- **Documentfragment**:
§ §
Het vakteam CKE heeft afgelopen zomer voor een
tweetal festivals opdracht gegeven een publieksonderzoek te doen. Het onderzoek
is uitgevoerd door de medewerkers Onderzoek en Statistiek van het vakteam
Informatie- en communicatietechnologie.
Er
is voor gekozen bezoekers van het African Muziek Festival op zaterdag 3
augustus 2002 en bezoekers van Westerpop 2002 op vrijdagavond 6 en
zaterdagmiddag en –avond 7 september 2002 met een aantal vragen te interviewen.
Door de vragen grotendeels gelijk te houden kunnen beide onderzoeken met elkaar
worden vergeleken.
Doelstellingen
van beide onderzoeken.
-
de samenstelling van de groep bezoekers;
-
het oordeel van de bezoekers over het festival;
-
voor tijdens en na het festival ondernomen activiteiten in de binnenstad
van Delft.
In
deze nota worden de resultaten van beide onderzoeken van commentaar voorzien en
met elkaar vergeleken.
2.1.
Herkomst bezoekers
Het
is belangrijk te moeten constateren dat 71% van de geïnterviewde bezoekers van
Westerpop uit Delft komt, waarvan bijna de helft (32%) uit de wijk Hof van
Delft/Voordijkshoorn, waarvan het Westerkwartier deel uitmaakt. Dat uit de
direct aangrenzende gemeenten 10% komt en 14 % uit overige gemeenten in
Zuid-Holland geeft aan dat Westerpop een lokaal en gedeeltelijk regionaal
festival is.
Bij
het African Festival blijkt dat slechts 15% uit Delft afkomstig is. Hier is
opvallend dat het grootste percentage zelfs afkomstig is van buiten de
provincie Zuid-Holland (41%).
2.2.
Leeftijd en geslacht
Bij
Westerpop ligt de gemiddelde leeftijd van de bezoekers op 30 jaar en bij het
African festival op 41 jaar. Daarbij moet wel rekening worden gehouden dat het
gratis Westerpopfestival voor zeer jonge bezoekers in hun eigen wijk
gemakkelijk is te bezoeken, terwijl de entreeprijs bij het African Festival
drempelverhogend zal werken voor jonge bezoekers.
2.3.
Groepssamenstelling bezoekers
Het
African Festival had altijd de naam een familiefestival te zijn. Dit blijkt
niet uit de onderzoekscijfers. Slechts 15% van de bezoekers is gekomen met twee
personen met kinderen.
2.4.
Afkomst
Bij
Westerpop is het aandeel allochtonen slechts 4%. Maar er dient wel op te worden
gelet dat het merendeel van de huidige allochtone jeugd (derde generatie) niet
meer als zodanig meetelt in dit soort statistische overzichten.
§ §
- **Vastgelegde gegevens**:
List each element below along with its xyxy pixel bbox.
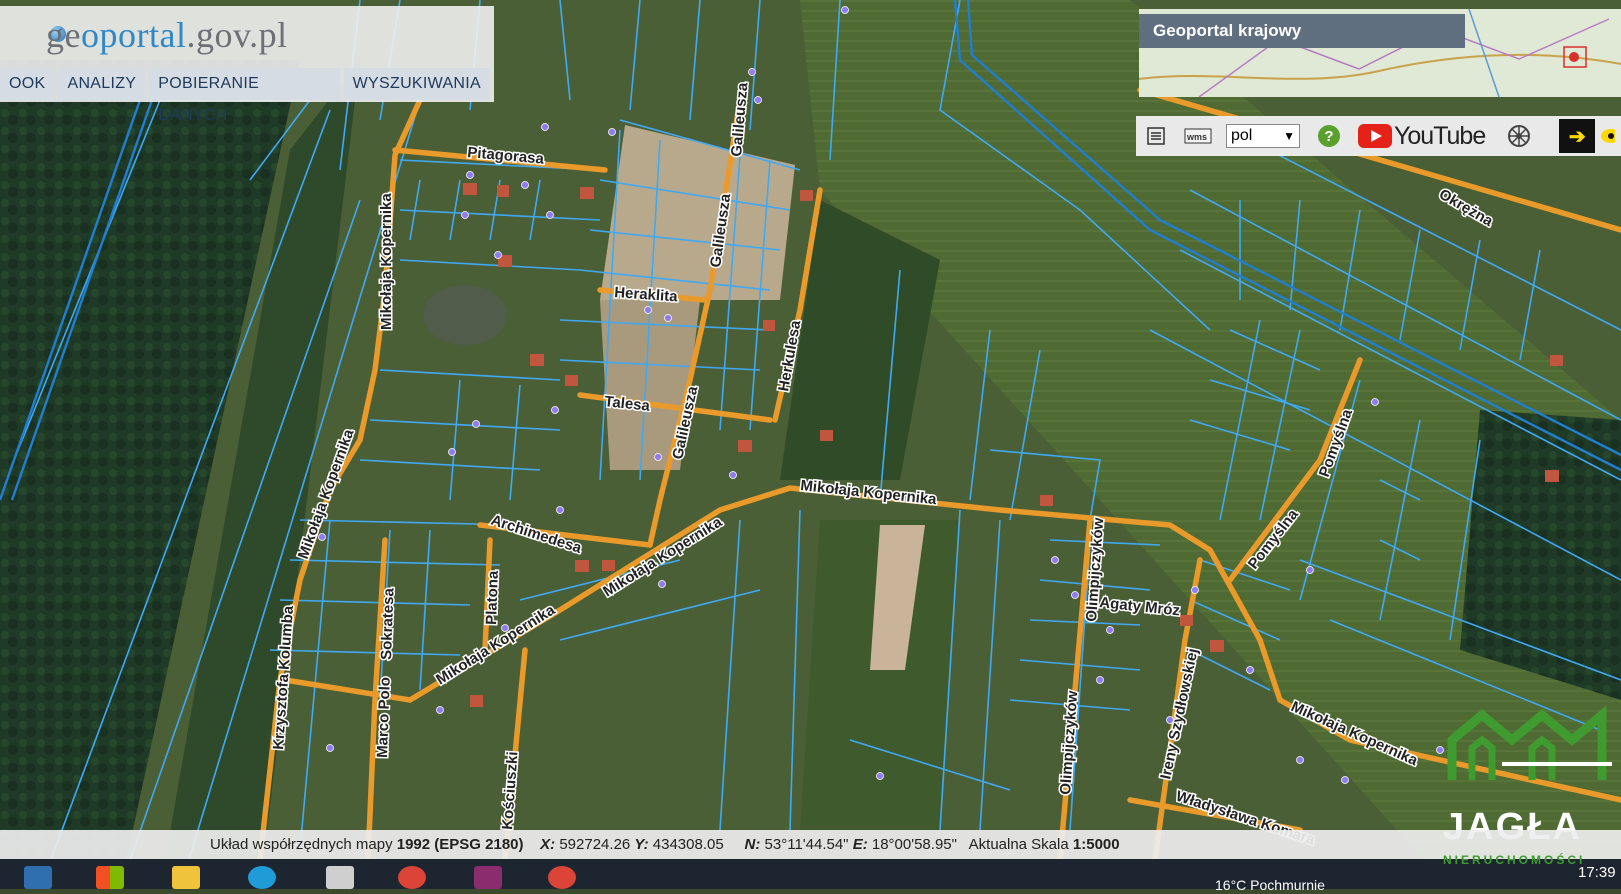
§ §
- **Probleemomschrijving**: Wat is volgens het documentfragment de gemiddelde leeftijd van de bezoekers van het African festival?

- **De oplossing**: 41 jaar.